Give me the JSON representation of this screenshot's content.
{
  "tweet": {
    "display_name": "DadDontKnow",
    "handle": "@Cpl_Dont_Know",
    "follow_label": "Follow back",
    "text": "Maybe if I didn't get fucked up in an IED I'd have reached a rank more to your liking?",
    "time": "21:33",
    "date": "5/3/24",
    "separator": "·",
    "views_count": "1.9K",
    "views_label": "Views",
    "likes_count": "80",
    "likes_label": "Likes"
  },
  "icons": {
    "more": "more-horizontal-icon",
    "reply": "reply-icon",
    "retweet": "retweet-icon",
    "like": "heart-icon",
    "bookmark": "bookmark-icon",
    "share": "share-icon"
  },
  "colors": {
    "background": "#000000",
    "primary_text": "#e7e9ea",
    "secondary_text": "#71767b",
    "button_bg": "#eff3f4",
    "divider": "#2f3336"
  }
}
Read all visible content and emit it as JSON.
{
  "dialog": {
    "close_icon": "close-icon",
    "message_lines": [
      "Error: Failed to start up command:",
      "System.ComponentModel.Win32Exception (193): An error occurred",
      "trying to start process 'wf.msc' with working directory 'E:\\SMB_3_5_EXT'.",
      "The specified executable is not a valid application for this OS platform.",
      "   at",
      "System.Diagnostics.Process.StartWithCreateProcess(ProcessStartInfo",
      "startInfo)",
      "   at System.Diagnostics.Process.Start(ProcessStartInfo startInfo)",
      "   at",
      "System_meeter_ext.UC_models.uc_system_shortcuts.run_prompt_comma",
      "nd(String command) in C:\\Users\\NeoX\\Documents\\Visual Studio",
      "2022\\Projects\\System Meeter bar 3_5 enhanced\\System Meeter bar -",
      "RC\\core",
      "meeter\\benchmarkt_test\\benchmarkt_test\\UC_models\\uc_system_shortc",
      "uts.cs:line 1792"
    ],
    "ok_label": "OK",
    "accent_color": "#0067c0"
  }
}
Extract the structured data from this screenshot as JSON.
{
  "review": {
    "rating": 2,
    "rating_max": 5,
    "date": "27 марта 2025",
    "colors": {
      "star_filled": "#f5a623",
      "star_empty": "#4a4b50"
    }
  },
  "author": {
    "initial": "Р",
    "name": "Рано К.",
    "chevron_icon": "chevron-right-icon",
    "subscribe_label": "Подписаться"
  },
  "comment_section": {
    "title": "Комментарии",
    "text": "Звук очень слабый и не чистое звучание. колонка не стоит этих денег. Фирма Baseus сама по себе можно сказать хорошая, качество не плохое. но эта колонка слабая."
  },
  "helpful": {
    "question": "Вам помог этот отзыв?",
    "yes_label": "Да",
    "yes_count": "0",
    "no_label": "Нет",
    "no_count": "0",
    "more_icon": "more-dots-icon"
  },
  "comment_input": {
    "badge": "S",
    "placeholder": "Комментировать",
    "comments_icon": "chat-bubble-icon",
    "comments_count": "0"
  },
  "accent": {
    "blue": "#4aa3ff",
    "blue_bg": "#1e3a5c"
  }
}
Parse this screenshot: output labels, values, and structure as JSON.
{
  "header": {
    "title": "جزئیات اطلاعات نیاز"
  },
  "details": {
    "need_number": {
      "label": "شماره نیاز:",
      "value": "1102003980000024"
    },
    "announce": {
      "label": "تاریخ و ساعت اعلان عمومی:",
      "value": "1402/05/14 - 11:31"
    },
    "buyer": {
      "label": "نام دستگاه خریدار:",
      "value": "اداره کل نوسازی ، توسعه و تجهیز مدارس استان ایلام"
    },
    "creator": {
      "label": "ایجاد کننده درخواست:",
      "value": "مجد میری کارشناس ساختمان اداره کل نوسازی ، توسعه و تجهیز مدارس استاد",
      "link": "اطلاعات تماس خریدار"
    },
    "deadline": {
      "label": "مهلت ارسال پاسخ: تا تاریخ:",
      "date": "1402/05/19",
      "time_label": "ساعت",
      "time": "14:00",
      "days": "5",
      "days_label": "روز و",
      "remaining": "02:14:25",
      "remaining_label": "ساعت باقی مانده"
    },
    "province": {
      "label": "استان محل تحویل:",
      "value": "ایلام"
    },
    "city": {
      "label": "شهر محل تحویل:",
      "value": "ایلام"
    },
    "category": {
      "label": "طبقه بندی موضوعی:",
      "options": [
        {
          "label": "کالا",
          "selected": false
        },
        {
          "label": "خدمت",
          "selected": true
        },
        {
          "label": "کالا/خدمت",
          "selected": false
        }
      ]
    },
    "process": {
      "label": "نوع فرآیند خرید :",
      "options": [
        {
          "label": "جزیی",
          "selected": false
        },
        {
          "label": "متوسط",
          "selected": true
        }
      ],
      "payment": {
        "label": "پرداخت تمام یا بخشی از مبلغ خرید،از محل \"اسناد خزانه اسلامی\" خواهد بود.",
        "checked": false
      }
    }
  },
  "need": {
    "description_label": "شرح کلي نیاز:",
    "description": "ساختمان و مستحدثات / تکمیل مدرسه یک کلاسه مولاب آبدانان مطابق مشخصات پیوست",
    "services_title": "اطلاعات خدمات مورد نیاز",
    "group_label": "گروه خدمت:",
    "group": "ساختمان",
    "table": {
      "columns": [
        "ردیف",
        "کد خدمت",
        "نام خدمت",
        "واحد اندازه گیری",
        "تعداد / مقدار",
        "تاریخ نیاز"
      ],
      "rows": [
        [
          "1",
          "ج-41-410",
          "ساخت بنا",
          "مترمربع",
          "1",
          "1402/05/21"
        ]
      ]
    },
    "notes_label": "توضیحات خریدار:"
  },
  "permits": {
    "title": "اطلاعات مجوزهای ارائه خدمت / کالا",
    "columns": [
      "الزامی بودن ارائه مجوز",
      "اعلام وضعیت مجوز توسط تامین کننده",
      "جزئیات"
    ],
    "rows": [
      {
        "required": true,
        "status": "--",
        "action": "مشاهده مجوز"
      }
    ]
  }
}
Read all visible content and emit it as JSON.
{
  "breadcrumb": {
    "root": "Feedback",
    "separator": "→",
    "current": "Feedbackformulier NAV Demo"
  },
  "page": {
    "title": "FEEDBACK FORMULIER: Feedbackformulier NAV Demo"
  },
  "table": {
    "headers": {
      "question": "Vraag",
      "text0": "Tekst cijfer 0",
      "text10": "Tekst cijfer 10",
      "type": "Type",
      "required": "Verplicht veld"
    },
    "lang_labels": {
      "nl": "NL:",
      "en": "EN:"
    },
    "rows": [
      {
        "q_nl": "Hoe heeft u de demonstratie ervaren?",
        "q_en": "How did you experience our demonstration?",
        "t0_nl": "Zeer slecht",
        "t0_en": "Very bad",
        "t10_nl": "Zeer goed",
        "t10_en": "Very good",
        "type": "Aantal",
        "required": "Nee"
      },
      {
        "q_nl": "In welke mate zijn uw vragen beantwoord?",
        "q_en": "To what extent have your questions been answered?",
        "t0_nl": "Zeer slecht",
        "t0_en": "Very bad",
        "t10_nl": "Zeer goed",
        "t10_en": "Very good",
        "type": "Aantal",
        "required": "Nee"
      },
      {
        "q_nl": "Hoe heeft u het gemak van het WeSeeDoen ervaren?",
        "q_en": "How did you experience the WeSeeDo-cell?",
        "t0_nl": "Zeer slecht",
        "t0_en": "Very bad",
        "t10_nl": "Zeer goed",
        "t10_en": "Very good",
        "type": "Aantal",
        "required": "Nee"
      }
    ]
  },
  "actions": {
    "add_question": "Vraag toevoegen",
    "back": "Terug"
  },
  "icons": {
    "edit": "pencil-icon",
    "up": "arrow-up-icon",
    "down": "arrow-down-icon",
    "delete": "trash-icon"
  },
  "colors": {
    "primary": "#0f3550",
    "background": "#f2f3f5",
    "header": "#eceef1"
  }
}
-------------------------
Print the listing above in full, exactly as it is.

Give me the JSON representation of this screenshot's content.
{
  "tweet": {
    "display_name": "DadDontKnow",
    "handle": "@Cpl_Dont_Know",
    "follow_label": "Follow back",
    "text": "Maybe if I didn't get fucked up in an IED I'd have reached a rank more to your liking?",
    "time": "21:33",
    "date": "5/3/24",
    "separator": "·",
    "views_count": "1.9K",
    "views_label": "Views",
    "likes_count": "80",
    "likes_label": "Likes"
  },
  "icons": {
    "more": "more-horizontal-icon",
    "reply": "reply-icon",
    "retweet": "retweet-icon",
    "like": "heart-icon",
    "bookmark": "bookmark-icon",
    "share": "share-icon"
  },
  "colors": {
    "background": "#000000",
    "primary_text": "#e7e9ea",
    "secondary_text": "#71767b",
    "button_bg": "#eff3f4",
    "divider": "#2f3336"
  }
}
Read all visible content and emit it as JSON.
{
  "dialog": {
    "close_icon": "close-icon",
    "message_lines": [
      "Error: Failed to start up command:",
      "System.ComponentModel.Win32Exception (193): An error occurred",
      "trying to start process 'wf.msc' with working directory 'E:\\SMB_3_5_EXT'.",
      "The specified executable is not a valid application for this OS platform.",
      "   at",
      "System.Diagnostics.Process.StartWithCreateProcess(ProcessStartInfo",
      "startInfo)",
      "   at System.Diagnostics.Process.Start(ProcessStartInfo startInfo)",
      "   at",
      "System_meeter_ext.UC_models.uc_system_shortcuts.run_prompt_comma",
      "nd(String command) in C:\\Users\\NeoX\\Documents\\Visual Studio",
      "2022\\Projects\\System Meeter bar 3_5 enhanced\\System Meeter bar -",
      "RC\\core",
      "meeter\\benchmarkt_test\\benchmarkt_test\\UC_models\\uc_system_shortc",
      "uts.cs:line 1792"
    ],
    "ok_label": "OK",
    "accent_color": "#0067c0"
  }
}
Extract the structured data from this screenshot as JSON.
{
  "review": {
    "rating": 2,
    "rating_max": 5,
    "date": "27 марта 2025",
    "colors": {
      "star_filled": "#f5a623",
      "star_empty": "#4a4b50"
    }
  },
  "author": {
    "initial": "Р",
    "name": "Рано К.",
    "chevron_icon": "chevron-right-icon",
    "subscribe_label": "Подписаться"
  },
  "comment_section": {
    "title": "Комментарии",
    "text": "Звук очень слабый и не чистое звучание. колонка не стоит этих денег. Фирма Baseus сама по себе можно сказать хорошая, качество не плохое. но эта колонка слабая."
  },
  "helpful": {
    "question": "Вам помог этот отзыв?",
    "yes_label": "Да",
    "yes_count": "0",
    "no_label": "Нет",
    "no_count": "0",
    "more_icon": "more-dots-icon"
  },
  "comment_input": {
    "badge": "S",
    "placeholder": "Комментировать",
    "comments_icon": "chat-bubble-icon",
    "comments_count": "0"
  },
  "accent": {
    "blue": "#4aa3ff",
    "blue_bg": "#1e3a5c"
  }
}
Parse this screenshot: output labels, values, and structure as JSON.
{
  "header": {
    "title": "جزئیات اطلاعات نیاز"
  },
  "details": {
    "need_number": {
      "label": "شماره نیاز:",
      "value": "1102003980000024"
    },
    "announce": {
      "label": "تاریخ و ساعت اعلان عمومی:",
      "value": "1402/05/14 - 11:31"
    },
    "buyer": {
      "label": "نام دستگاه خریدار:",
      "value": "اداره کل نوسازی ، توسعه و تجهیز مدارس استان ایلام"
    },
    "creator": {
      "label": "ایجاد کننده درخواست:",
      "value": "مجد میری کارشناس ساختمان اداره کل نوسازی ، توسعه و تجهیز مدارس استاد",
      "link": "اطلاعات تماس خریدار"
    },
    "deadline": {
      "label": "مهلت ارسال پاسخ: تا تاریخ:",
      "date": "1402/05/19",
      "time_label": "ساعت",
      "time": "14:00",
      "days": "5",
      "days_label": "روز و",
      "remaining": "02:14:25",
      "remaining_label": "ساعت باقی مانده"
    },
    "province": {
      "label": "استان محل تحویل:",
      "value": "ایلام"
    },
    "city": {
      "label": "شهر محل تحویل:",
      "value": "ایلام"
    },
    "category": {
      "label": "طبقه بندی موضوعی:",
      "options": [
        {
          "label": "کالا",
          "selected": false
        },
        {
          "label": "خدمت",
          "selected": true
        },
        {
          "label": "کالا/خدمت",
          "selected": false
        }
      ]
    },
    "process": {
      "label": "نوع فرآیند خرید :",
      "options": [
        {
          "label": "جزیی",
          "selected": false
        },
        {
          "label": "متوسط",
          "selected": true
        }
      ],
      "payment": {
        "label": "پرداخت تمام یا بخشی از مبلغ خرید،از محل \"اسناد خزانه اسلامی\" خواهد بود.",
        "checked": false
      }
    }
  },
  "need": {
    "description_label": "شرح کلي نیاز:",
    "description": "ساختمان و مستحدثات / تکمیل مدرسه یک کلاسه مولاب آبدانان مطابق مشخصات پیوست",
    "services_title": "اطلاعات خدمات مورد نیاز",
    "group_label": "گروه خدمت:",
    "group": "ساختمان",
    "table": {
      "columns": [
        "ردیف",
        "کد خدمت",
        "نام خدمت",
        "واحد اندازه گیری",
        "تعداد / مقدار",
        "تاریخ نیاز"
      ],
      "rows": [
        [
          "1",
          "ج-41-410",
          "ساخت بنا",
          "مترمربع",
          "1",
          "1402/05/21"
        ]
      ]
    },
    "notes_label": "توضیحات خریدار:"
  },
  "permits": {
    "title": "اطلاعات مجوزهای ارائه خدمت / کالا",
    "columns": [
      "الزامی بودن ارائه مجوز",
      "اعلام وضعیت مجوز توسط تامین کننده",
      "جزئیات"
    ],
    "rows": [
      {
        "required": true,
        "status": "--",
        "action": "مشاهده مجوز"
      }
    ]
  }
}
Read all visible content and emit it as JSON.
{
  "breadcrumb": {
    "root": "Feedback",
    "separator": "→",
    "current": "Feedbackformulier NAV Demo"
  },
  "page": {
    "title": "FEEDBACK FORMULIER: Feedbackformulier NAV Demo"
  },
  "table": {
    "headers": {
      "question": "Vraag",
      "text0": "Tekst cijfer 0",
      "text10": "Tekst cijfer 10",
      "type": "Type",
      "required": "Verplicht veld"
    },
    "lang_labels": {
      "nl": "NL:",
      "en": "EN:"
    },
    "rows": [
      {
        "q_nl": "Hoe heeft u de demonstratie ervaren?",
        "q_en": "How did you experience our demonstration?",
        "t0_nl": "Zeer slecht",
        "t0_en": "Very bad",
        "t10_nl": "Zeer goed",
        "t10_en": "Very good",
        "type": "Aantal",
        "required": "Nee"
      },
      {
        "q_nl": "In welke mate zijn uw vragen beantwoord?",
        "q_en": "To what extent have your questions been answered?",
        "t0_nl": "Zeer slecht",
        "t0_en": "Very bad",
        "t10_nl": "Zeer goed",
        "t10_en": "Very good",
        "type": "Aantal",
        "required": "Nee"
      },
      {
        "q_nl": "Hoe heeft u het gemak van het WeSeeDoen ervaren?",
        "q_en": "How did you experience the WeSeeDo-cell?",
        "t0_nl": "Zeer slecht",
        "t0_en": "Very bad",
        "t10_nl": "Zeer goed",
        "t10_en": "Very good",
        "type": "Aantal",
        "required": "Nee"
      }
    ]
  },
  "actions": {
    "add_question": "Vraag toevoegen",
    "back": "Terug"
  },
  "icons": {
    "edit": "pencil-icon",
    "up": "arrow-up-icon",
    "down": "arrow-down-icon",
    "delete": "trash-icon"
  },
  "colors": {
    "primary": "#0f3550",
    "background": "#f2f3f5",
    "header": "#eceef1"
  }
}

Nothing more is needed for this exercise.